▶ **What you have to do**: The records underneath are to be repeated exactly, with the pictures left out.

Dataset rows about figures

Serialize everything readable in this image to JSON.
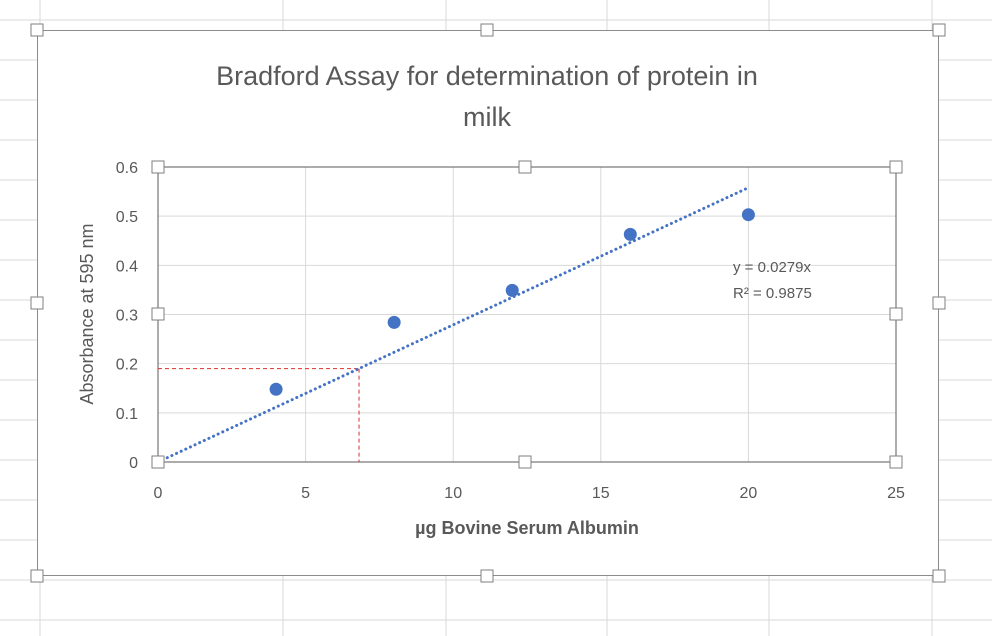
{
  "chart_data": {
    "type": "scatter",
    "title": "Bradford Assay for determination of protein in milk",
    "title_lines": [
      "Bradford Assay for determination of protein in",
      "milk"
    ],
    "xlabel": "µg Bovine Serum Albumin",
    "ylabel": "Absorbance at 595 nm",
    "xlim": [
      0,
      25
    ],
    "ylim": [
      0,
      0.6
    ],
    "x_ticks": [
      "0",
      "5",
      "10",
      "15",
      "20",
      "25"
    ],
    "y_ticks": [
      "0",
      "0.1",
      "0.2",
      "0.3",
      "0.4",
      "0.5",
      "0.6"
    ],
    "grid": true,
    "legend": "none",
    "series": [
      {
        "x": [
          4,
          8,
          12,
          16,
          20
        ],
        "y": [
          0.148,
          0.284,
          0.349,
          0.463,
          0.503
        ],
        "color": "#4472c4"
      }
    ],
    "trendline": {
      "type": "linear",
      "slope": 0.0279,
      "intercept": 0,
      "x_range": [
        0,
        20
      ],
      "style": "dotted",
      "color": "#4472c4",
      "equation": "y = 0.0279x",
      "r_squared": "R² = 0.9875"
    },
    "reference_lines": {
      "y": 0.19,
      "x": 6.81,
      "color": "#e0302a",
      "style": "dashed"
    }
  }
}
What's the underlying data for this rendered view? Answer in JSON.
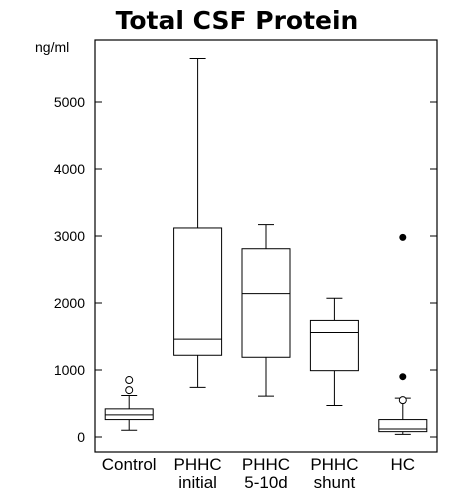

▶ **Solution for this exercise**:
Serialize everything readable in this image to JSON.
{
  "chart_data": {
    "type": "scatter",
    "title": "Bradford Assay for determination of protein in milk",
    "title_lines": [
      "Bradford Assay for determination of protein in",
      "milk"
    ],
    "xlabel": "µg Bovine Serum Albumin",
    "ylabel": "Absorbance at 595 nm",
    "xlim": [
      0,
      25
    ],
    "ylim": [
      0,
      0.6
    ],
    "x_ticks": [
      "0",
      "5",
      "10",
      "15",
      "20",
      "25"
    ],
    "y_ticks": [
      "0",
      "0.1",
      "0.2",
      "0.3",
      "0.4",
      "0.5",
      "0.6"
    ],
    "grid": true,
    "legend": "none",
    "series": [
      {
        "x": [
          4,
          8,
          12,
          16,
          20
        ],
        "y": [
          0.148,
          0.284,
          0.349,
          0.463,
          0.503
        ],
        "color": "#4472c4"
      }
    ],
    "trendline": {
      "type": "linear",
      "slope": 0.0279,
      "intercept": 0,
      "x_range": [
        0,
        20
      ],
      "style": "dotted",
      "color": "#4472c4",
      "equation": "y = 0.0279x",
      "r_squared": "R² = 0.9875"
    },
    "reference_lines": {
      "y": 0.19,
      "x": 6.81,
      "color": "#e0302a",
      "style": "dashed"
    }
  }
}
What's the underlying data for this rendered view? Answer in JSON.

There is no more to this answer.